Aim of the exercise:
Reproduce all of the entries character for character, while leaving out any pictures they contain.

Records from a data source

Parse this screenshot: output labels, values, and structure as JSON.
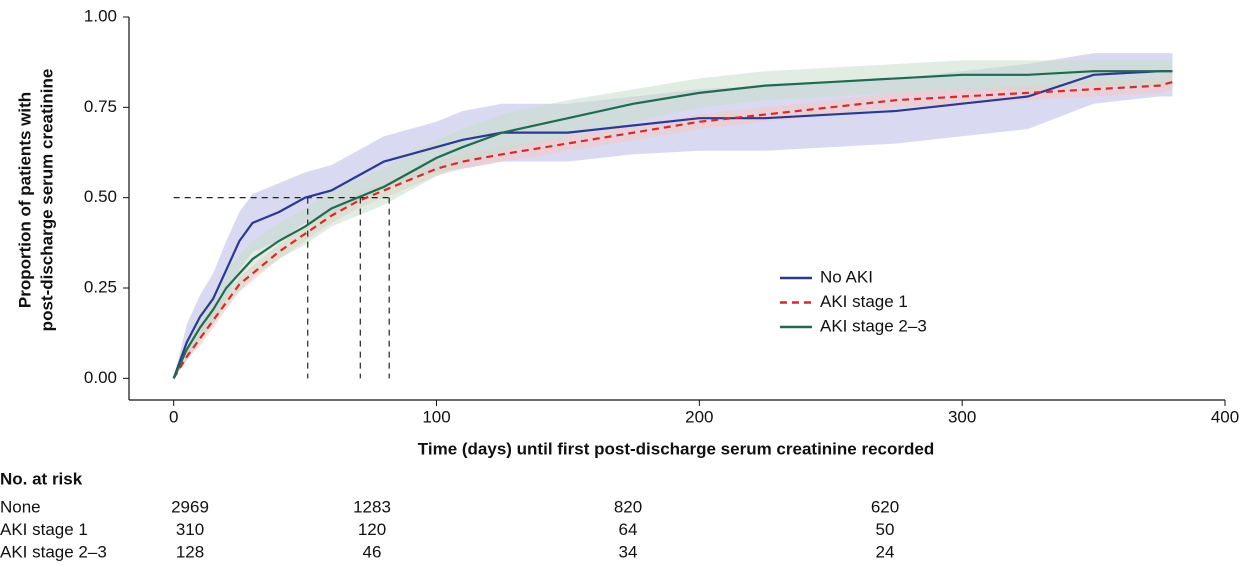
{
  "chart_data": {
    "type": "line",
    "xlabel": "Time (days) until first post-discharge serum creatinine recorded",
    "ylabel": [
      "Proportion of patients with",
      "post-discharge serum creatinine"
    ],
    "xlim": [
      -17,
      400
    ],
    "ylim": [
      -0.06,
      1.0
    ],
    "xticks": [
      0,
      100,
      200,
      300,
      400
    ],
    "yticks": [
      {
        "value": 0,
        "label": "0.00"
      },
      {
        "value": 0.25,
        "label": "0.25"
      },
      {
        "value": 0.5,
        "label": "0.50"
      },
      {
        "value": 0.75,
        "label": "0.75"
      },
      {
        "value": 1,
        "label": "1.00"
      }
    ],
    "x": [
      0,
      5,
      10,
      15,
      20,
      25,
      30,
      40,
      50,
      60,
      70,
      80,
      90,
      100,
      110,
      125,
      150,
      175,
      200,
      225,
      250,
      275,
      300,
      325,
      350,
      375,
      380
    ],
    "series": [
      {
        "name": "No AKI",
        "color": "#2b3990",
        "dash": false,
        "band_color": "#b9b9e6",
        "values": [
          0,
          0.1,
          0.17,
          0.22,
          0.3,
          0.38,
          0.43,
          0.46,
          0.5,
          0.52,
          0.56,
          0.6,
          0.62,
          0.64,
          0.66,
          0.68,
          0.68,
          0.7,
          0.72,
          0.72,
          0.73,
          0.74,
          0.76,
          0.78,
          0.84,
          0.85,
          0.85
        ],
        "lower": [
          0,
          0.05,
          0.11,
          0.15,
          0.22,
          0.3,
          0.35,
          0.38,
          0.43,
          0.45,
          0.49,
          0.53,
          0.55,
          0.57,
          0.58,
          0.6,
          0.6,
          0.62,
          0.63,
          0.63,
          0.64,
          0.65,
          0.67,
          0.69,
          0.76,
          0.78,
          0.78
        ],
        "upper": [
          0,
          0.15,
          0.23,
          0.29,
          0.38,
          0.46,
          0.51,
          0.54,
          0.57,
          0.59,
          0.63,
          0.67,
          0.69,
          0.71,
          0.74,
          0.76,
          0.76,
          0.78,
          0.8,
          0.81,
          0.82,
          0.83,
          0.85,
          0.87,
          0.9,
          0.9,
          0.9
        ]
      },
      {
        "name": "AKI stage 1",
        "color": "#d62b2b",
        "dash": true,
        "band_color": "#f4c6c2",
        "values": [
          0,
          0.06,
          0.11,
          0.16,
          0.21,
          0.26,
          0.29,
          0.35,
          0.4,
          0.45,
          0.49,
          0.52,
          0.55,
          0.58,
          0.6,
          0.62,
          0.65,
          0.68,
          0.71,
          0.73,
          0.75,
          0.77,
          0.78,
          0.79,
          0.8,
          0.81,
          0.82
        ],
        "lower": [
          0,
          0.05,
          0.09,
          0.14,
          0.19,
          0.24,
          0.27,
          0.33,
          0.38,
          0.43,
          0.47,
          0.5,
          0.53,
          0.56,
          0.58,
          0.6,
          0.63,
          0.66,
          0.69,
          0.71,
          0.73,
          0.75,
          0.76,
          0.77,
          0.78,
          0.79,
          0.8
        ],
        "upper": [
          0,
          0.07,
          0.13,
          0.18,
          0.23,
          0.28,
          0.31,
          0.37,
          0.42,
          0.47,
          0.51,
          0.54,
          0.57,
          0.6,
          0.62,
          0.64,
          0.67,
          0.7,
          0.73,
          0.75,
          0.77,
          0.79,
          0.8,
          0.81,
          0.82,
          0.83,
          0.84
        ]
      },
      {
        "name": "AKI stage 2–3",
        "color": "#1f6b50",
        "dash": false,
        "band_color": "#c9dccb",
        "values": [
          0,
          0.08,
          0.14,
          0.19,
          0.25,
          0.29,
          0.33,
          0.38,
          0.42,
          0.47,
          0.5,
          0.53,
          0.57,
          0.61,
          0.64,
          0.68,
          0.72,
          0.76,
          0.79,
          0.81,
          0.82,
          0.83,
          0.84,
          0.84,
          0.85,
          0.85,
          0.85
        ],
        "lower": [
          0,
          0.05,
          0.1,
          0.15,
          0.2,
          0.24,
          0.28,
          0.33,
          0.37,
          0.42,
          0.45,
          0.48,
          0.52,
          0.56,
          0.59,
          0.63,
          0.67,
          0.71,
          0.75,
          0.77,
          0.78,
          0.79,
          0.8,
          0.8,
          0.81,
          0.81,
          0.81
        ],
        "upper": [
          0,
          0.11,
          0.18,
          0.23,
          0.3,
          0.34,
          0.38,
          0.43,
          0.47,
          0.52,
          0.55,
          0.58,
          0.62,
          0.66,
          0.69,
          0.73,
          0.77,
          0.8,
          0.83,
          0.85,
          0.86,
          0.87,
          0.88,
          0.88,
          0.88,
          0.88,
          0.88
        ]
      }
    ],
    "median_line": {
      "y": 0.5,
      "x": [
        51,
        71,
        82
      ]
    },
    "risk_table": {
      "title": "No. at risk",
      "rows": [
        {
          "label": "None",
          "counts": [
            2969,
            1283,
            820,
            620
          ]
        },
        {
          "label": "AKI stage 1",
          "counts": [
            310,
            120,
            64,
            50
          ]
        },
        {
          "label": "AKI stage 2–3",
          "counts": [
            128,
            46,
            34,
            24
          ]
        }
      ]
    }
  }
}
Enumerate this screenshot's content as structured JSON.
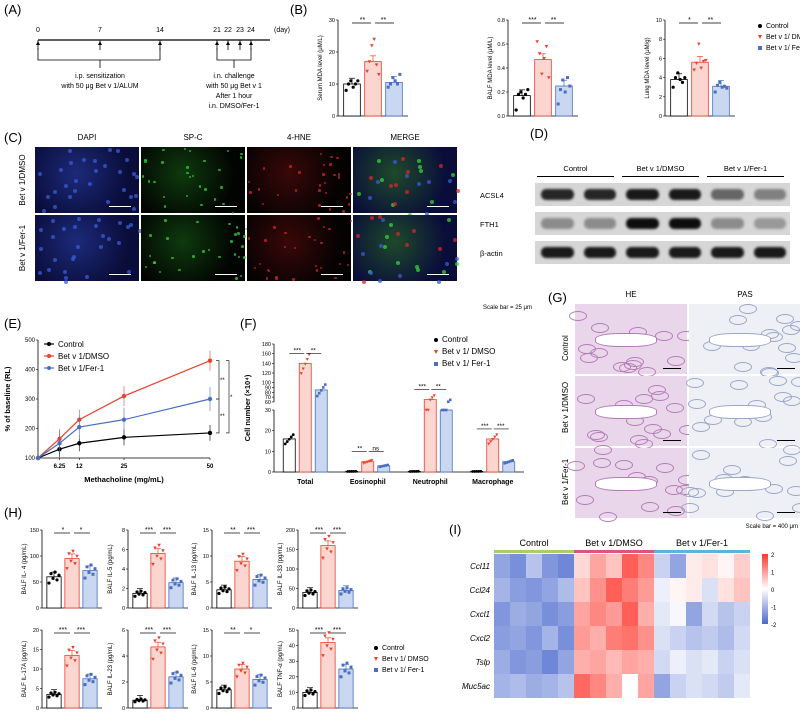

Solution to the exercise:
Parse this screenshot: output labels, values, and structure as JSON.
{
  "chart_data": {
    "type": "line",
    "xlabel": "Time (days) until first post-discharge serum creatinine recorded",
    "ylabel": [
      "Proportion of patients with",
      "post-discharge serum creatinine"
    ],
    "xlim": [
      -17,
      400
    ],
    "ylim": [
      -0.06,
      1.0
    ],
    "xticks": [
      0,
      100,
      200,
      300,
      400
    ],
    "yticks": [
      {
        "value": 0,
        "label": "0.00"
      },
      {
        "value": 0.25,
        "label": "0.25"
      },
      {
        "value": 0.5,
        "label": "0.50"
      },
      {
        "value": 0.75,
        "label": "0.75"
      },
      {
        "value": 1,
        "label": "1.00"
      }
    ],
    "x": [
      0,
      5,
      10,
      15,
      20,
      25,
      30,
      40,
      50,
      60,
      70,
      80,
      90,
      100,
      110,
      125,
      150,
      175,
      200,
      225,
      250,
      275,
      300,
      325,
      350,
      375,
      380
    ],
    "series": [
      {
        "name": "No AKI",
        "color": "#2b3990",
        "dash": false,
        "band_color": "#b9b9e6",
        "values": [
          0,
          0.1,
          0.17,
          0.22,
          0.3,
          0.38,
          0.43,
          0.46,
          0.5,
          0.52,
          0.56,
          0.6,
          0.62,
          0.64,
          0.66,
          0.68,
          0.68,
          0.7,
          0.72,
          0.72,
          0.73,
          0.74,
          0.76,
          0.78,
          0.84,
          0.85,
          0.85
        ],
        "lower": [
          0,
          0.05,
          0.11,
          0.15,
          0.22,
          0.3,
          0.35,
          0.38,
          0.43,
          0.45,
          0.49,
          0.53,
          0.55,
          0.57,
          0.58,
          0.6,
          0.6,
          0.62,
          0.63,
          0.63,
          0.64,
          0.65,
          0.67,
          0.69,
          0.76,
          0.78,
          0.78
        ],
        "upper": [
          0,
          0.15,
          0.23,
          0.29,
          0.38,
          0.46,
          0.51,
          0.54,
          0.57,
          0.59,
          0.63,
          0.67,
          0.69,
          0.71,
          0.74,
          0.76,
          0.76,
          0.78,
          0.8,
          0.81,
          0.82,
          0.83,
          0.85,
          0.87,
          0.9,
          0.9,
          0.9
        ]
      },
      {
        "name": "AKI stage 1",
        "color": "#d62b2b",
        "dash": true,
        "band_color": "#f4c6c2",
        "values": [
          0,
          0.06,
          0.11,
          0.16,
          0.21,
          0.26,
          0.29,
          0.35,
          0.4,
          0.45,
          0.49,
          0.52,
          0.55,
          0.58,
          0.6,
          0.62,
          0.65,
          0.68,
          0.71,
          0.73,
          0.75,
          0.77,
          0.78,
          0.79,
          0.8,
          0.81,
          0.82
        ],
        "lower": [
          0,
          0.05,
          0.09,
          0.14,
          0.19,
          0.24,
          0.27,
          0.33,
          0.38,
          0.43,
          0.47,
          0.5,
          0.53,
          0.56,
          0.58,
          0.6,
          0.63,
          0.66,
          0.69,
          0.71,
          0.73,
          0.75,
          0.76,
          0.77,
          0.78,
          0.79,
          0.8
        ],
        "upper": [
          0,
          0.07,
          0.13,
          0.18,
          0.23,
          0.28,
          0.31,
          0.37,
          0.42,
          0.47,
          0.51,
          0.54,
          0.57,
          0.6,
          0.62,
          0.64,
          0.67,
          0.7,
          0.73,
          0.75,
          0.77,
          0.79,
          0.8,
          0.81,
          0.82,
          0.83,
          0.84
        ]
      },
      {
        "name": "AKI stage 2–3",
        "color": "#1f6b50",
        "dash": false,
        "band_color": "#c9dccb",
        "values": [
          0,
          0.08,
          0.14,
          0.19,
          0.25,
          0.29,
          0.33,
          0.38,
          0.42,
          0.47,
          0.5,
          0.53,
          0.57,
          0.61,
          0.64,
          0.68,
          0.72,
          0.76,
          0.79,
          0.81,
          0.82,
          0.83,
          0.84,
          0.84,
          0.85,
          0.85,
          0.85
        ],
        "lower": [
          0,
          0.05,
          0.1,
          0.15,
          0.2,
          0.24,
          0.28,
          0.33,
          0.37,
          0.42,
          0.45,
          0.48,
          0.52,
          0.56,
          0.59,
          0.63,
          0.67,
          0.71,
          0.75,
          0.77,
          0.78,
          0.79,
          0.8,
          0.8,
          0.81,
          0.81,
          0.81
        ],
        "upper": [
          0,
          0.11,
          0.18,
          0.23,
          0.3,
          0.34,
          0.38,
          0.43,
          0.47,
          0.52,
          0.55,
          0.58,
          0.62,
          0.66,
          0.69,
          0.73,
          0.77,
          0.8,
          0.83,
          0.85,
          0.86,
          0.87,
          0.88,
          0.88,
          0.88,
          0.88,
          0.88
        ]
      }
    ],
    "median_line": {
      "y": 0.5,
      "x": [
        51,
        71,
        82
      ]
    },
    "risk_table": {
      "title": "No. at risk",
      "rows": [
        {
          "label": "None",
          "counts": [
            2969,
            1283,
            820,
            620
          ]
        },
        {
          "label": "AKI stage 1",
          "counts": [
            310,
            120,
            64,
            50
          ]
        },
        {
          "label": "AKI stage 2–3",
          "counts": [
            128,
            46,
            34,
            24
          ]
        }
      ]
    }
  }
}
Enumerate this screenshot's content as structured JSON.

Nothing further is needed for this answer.